### Quoted text

****************

Brenda Bailey Gershkovitch of the Vancouver-based game developer, Silicon Sisters, turned down the property when it was first being shopped around years ago. In an interview with, she describes what led to that decision:

At that time they were pitching it as a Facebook game, and I couldn’t see how that would happen, what it would look like and how you would create a game with that brand. It was tricky for a couple reasons. One, my studio is really about high-quality games that are positive for girls, which presented a challenge in terms of who Kim Kardashian was and whether that would be a positive experience. At the time, what she was known for was that sex tape. So there was some question about brand match. The other issue was that we couldn’t figure out what the fantasy was.

****************

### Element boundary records

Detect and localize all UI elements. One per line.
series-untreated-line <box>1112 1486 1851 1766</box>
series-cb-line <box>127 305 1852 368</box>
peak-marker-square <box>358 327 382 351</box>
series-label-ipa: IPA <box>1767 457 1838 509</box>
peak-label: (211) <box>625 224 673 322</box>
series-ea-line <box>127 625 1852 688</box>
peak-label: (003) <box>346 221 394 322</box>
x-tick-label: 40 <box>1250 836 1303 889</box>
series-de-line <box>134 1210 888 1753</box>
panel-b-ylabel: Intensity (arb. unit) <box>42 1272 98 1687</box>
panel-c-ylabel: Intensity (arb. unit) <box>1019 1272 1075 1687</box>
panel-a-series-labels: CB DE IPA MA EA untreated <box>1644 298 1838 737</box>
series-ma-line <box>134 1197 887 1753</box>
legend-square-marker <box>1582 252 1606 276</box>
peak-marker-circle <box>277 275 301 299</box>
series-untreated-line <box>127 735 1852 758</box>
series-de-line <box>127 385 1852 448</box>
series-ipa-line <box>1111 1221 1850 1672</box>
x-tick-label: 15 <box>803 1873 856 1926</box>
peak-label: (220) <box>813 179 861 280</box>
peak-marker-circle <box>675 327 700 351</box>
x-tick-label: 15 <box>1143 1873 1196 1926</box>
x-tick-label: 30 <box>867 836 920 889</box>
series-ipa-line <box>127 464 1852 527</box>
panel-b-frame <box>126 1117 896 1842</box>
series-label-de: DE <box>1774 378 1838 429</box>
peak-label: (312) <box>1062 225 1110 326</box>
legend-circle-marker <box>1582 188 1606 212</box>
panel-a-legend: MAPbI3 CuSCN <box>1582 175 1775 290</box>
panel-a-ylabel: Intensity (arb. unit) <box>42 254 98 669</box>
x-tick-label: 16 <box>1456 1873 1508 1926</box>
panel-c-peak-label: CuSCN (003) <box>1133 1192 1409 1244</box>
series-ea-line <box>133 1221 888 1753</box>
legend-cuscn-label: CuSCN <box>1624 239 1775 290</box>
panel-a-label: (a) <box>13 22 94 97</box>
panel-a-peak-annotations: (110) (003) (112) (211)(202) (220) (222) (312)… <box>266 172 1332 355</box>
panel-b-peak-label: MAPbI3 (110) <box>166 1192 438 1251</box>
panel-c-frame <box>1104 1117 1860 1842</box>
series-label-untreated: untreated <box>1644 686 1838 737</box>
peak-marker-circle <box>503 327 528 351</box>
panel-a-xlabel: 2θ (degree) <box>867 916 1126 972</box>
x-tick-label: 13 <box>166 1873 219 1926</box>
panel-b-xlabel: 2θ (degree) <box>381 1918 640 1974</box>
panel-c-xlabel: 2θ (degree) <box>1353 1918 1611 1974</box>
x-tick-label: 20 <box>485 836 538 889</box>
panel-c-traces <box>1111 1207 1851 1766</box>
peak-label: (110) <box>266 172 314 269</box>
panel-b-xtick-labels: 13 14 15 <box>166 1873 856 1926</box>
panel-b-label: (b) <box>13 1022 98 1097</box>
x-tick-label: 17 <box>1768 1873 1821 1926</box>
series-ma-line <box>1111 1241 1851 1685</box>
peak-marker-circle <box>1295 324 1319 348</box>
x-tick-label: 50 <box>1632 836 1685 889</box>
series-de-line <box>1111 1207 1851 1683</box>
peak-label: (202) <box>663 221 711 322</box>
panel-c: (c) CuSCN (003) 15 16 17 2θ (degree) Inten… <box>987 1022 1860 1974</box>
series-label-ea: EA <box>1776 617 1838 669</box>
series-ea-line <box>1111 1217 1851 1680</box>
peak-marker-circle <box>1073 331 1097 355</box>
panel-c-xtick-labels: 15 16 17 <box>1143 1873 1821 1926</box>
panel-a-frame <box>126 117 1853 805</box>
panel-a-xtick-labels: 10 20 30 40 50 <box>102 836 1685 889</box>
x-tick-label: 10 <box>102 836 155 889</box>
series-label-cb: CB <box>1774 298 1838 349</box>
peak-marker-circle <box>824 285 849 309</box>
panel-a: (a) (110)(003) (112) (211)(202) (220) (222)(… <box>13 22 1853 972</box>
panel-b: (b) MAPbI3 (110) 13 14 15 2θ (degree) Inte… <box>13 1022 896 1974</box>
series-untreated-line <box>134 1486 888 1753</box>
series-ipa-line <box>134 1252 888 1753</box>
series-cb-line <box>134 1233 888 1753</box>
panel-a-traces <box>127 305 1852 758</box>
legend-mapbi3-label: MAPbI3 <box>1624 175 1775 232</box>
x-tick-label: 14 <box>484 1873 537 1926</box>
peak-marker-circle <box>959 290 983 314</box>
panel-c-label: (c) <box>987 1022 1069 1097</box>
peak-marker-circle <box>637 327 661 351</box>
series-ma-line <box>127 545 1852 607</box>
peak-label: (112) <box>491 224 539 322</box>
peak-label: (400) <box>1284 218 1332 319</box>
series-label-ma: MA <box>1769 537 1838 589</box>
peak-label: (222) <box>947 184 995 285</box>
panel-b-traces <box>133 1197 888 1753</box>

****************

### What you need to do
**A.** List every proper name that appears in the passage about the Kim Kardashian game offer.
**B.** According to the passage about the Kim Kardashian game offer, what kind of game was the property being pitched as at that time?
**C.** Carry on the passage about turning down the Kim Kardashian game, starting after its final sentence.

### Task-by-task answers
**A.** Brenda Bailey Gershkovitch, Vancouver, Silicon Sisters, Kim Kardashian, Facebook

**B.** A Facebook game.

**C.**
However, now she acknowledges that the Kardashian game is changing the way people think about the demographics of gamers. More importantly, it shows a viable, financial success in this arena, which is more important to companies than “doing the right thing”:

I think it’s cracked open a new, important door. Whether or not you like that door, it’s a game-changer. Without [the financial argument], you’re just arguing for people to do the right thing, that’s not very motivating. Sadly, most people in a decision-making capacity in business are not making decisions about doing the right thing; they’re making decisions about the bottom line… Speaking as a business person, I can tell you that’s a much more powerful argument than, ‘We make better-quality games for girls because it’s the right thing to do.’

Gershkovitch will be speaking at the Montreal International Game Summit on November 17th to talk about the issues surrounding games geared toward women and girls, so you should definitely check her out if you’re going to that event.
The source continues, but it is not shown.